══ DATA PROVIDED

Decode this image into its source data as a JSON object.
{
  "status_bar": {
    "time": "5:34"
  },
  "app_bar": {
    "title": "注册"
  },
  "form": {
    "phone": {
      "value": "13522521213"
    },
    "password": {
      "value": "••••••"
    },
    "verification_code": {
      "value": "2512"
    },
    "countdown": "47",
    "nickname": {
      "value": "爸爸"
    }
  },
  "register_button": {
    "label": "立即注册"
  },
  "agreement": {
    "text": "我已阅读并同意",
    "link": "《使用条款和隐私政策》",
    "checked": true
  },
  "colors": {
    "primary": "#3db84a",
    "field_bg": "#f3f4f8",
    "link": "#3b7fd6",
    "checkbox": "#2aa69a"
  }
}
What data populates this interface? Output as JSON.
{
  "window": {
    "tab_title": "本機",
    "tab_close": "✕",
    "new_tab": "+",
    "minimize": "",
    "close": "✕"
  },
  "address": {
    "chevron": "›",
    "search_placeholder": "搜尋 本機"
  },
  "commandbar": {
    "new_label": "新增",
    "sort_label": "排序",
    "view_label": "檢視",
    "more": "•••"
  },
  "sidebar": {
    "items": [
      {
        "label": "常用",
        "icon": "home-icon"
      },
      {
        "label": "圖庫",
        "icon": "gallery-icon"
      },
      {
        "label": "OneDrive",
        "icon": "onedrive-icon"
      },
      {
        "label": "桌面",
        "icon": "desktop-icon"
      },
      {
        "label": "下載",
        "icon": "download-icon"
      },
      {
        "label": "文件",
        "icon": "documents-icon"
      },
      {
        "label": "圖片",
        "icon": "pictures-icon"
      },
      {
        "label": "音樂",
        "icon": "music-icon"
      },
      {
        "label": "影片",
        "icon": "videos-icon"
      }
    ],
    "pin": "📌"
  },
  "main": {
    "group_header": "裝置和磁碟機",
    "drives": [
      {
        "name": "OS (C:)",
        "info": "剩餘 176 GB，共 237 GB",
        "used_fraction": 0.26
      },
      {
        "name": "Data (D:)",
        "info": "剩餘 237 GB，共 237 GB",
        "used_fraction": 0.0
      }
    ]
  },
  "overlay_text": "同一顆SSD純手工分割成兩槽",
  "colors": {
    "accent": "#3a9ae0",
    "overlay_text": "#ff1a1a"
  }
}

════

• GOAL:
Output each record precisely as given.

• WRITTEN SOLUTION:
Decode this image into its source data as a JSON object.
{
  "status_bar": {
    "time": "5:34"
  },
  "app_bar": {
    "title": "注册"
  },
  "form": {
    "phone": {
      "value": "13522521213"
    },
    "password": {
      "value": "••••••"
    },
    "verification_code": {
      "value": "2512"
    },
    "countdown": "47",
    "nickname": {
      "value": "爸爸"
    }
  },
  "register_button": {
    "label": "立即注册"
  },
  "agreement": {
    "text": "我已阅读并同意",
    "link": "《使用条款和隐私政策》",
    "checked": true
  },
  "colors": {
    "primary": "#3db84a",
    "field_bg": "#f3f4f8",
    "link": "#3b7fd6",
    "checkbox": "#2aa69a"
  }
}
What data populates this interface? Output as JSON.
{
  "window": {
    "tab_title": "本機",
    "tab_close": "✕",
    "new_tab": "+",
    "minimize": "",
    "close": "✕"
  },
  "address": {
    "chevron": "›",
    "search_placeholder": "搜尋 本機"
  },
  "commandbar": {
    "new_label": "新增",
    "sort_label": "排序",
    "view_label": "檢視",
    "more": "•••"
  },
  "sidebar": {
    "items": [
      {
        "label": "常用",
        "icon": "home-icon"
      },
      {
        "label": "圖庫",
        "icon": "gallery-icon"
      },
      {
        "label": "OneDrive",
        "icon": "onedrive-icon"
      },
      {
        "label": "桌面",
        "icon": "desktop-icon"
      },
      {
        "label": "下載",
        "icon": "download-icon"
      },
      {
        "label": "文件",
        "icon": "documents-icon"
      },
      {
        "label": "圖片",
        "icon": "pictures-icon"
      },
      {
        "label": "音樂",
        "icon": "music-icon"
      },
      {
        "label": "影片",
        "icon": "videos-icon"
      }
    ],
    "pin": "📌"
  },
  "main": {
    "group_header": "裝置和磁碟機",
    "drives": [
      {
        "name": "OS (C:)",
        "info": "剩餘 176 GB，共 237 GB",
        "used_fraction": 0.26
      },
      {
        "name": "Data (D:)",
        "info": "剩餘 237 GB，共 237 GB",
        "used_fraction": 0.0
      }
    ]
  },
  "overlay_text": "同一顆SSD純手工分割成兩槽",
  "colors": {
    "accent": "#3a9ae0",
    "overlay_text": "#ff1a1a"
  }
}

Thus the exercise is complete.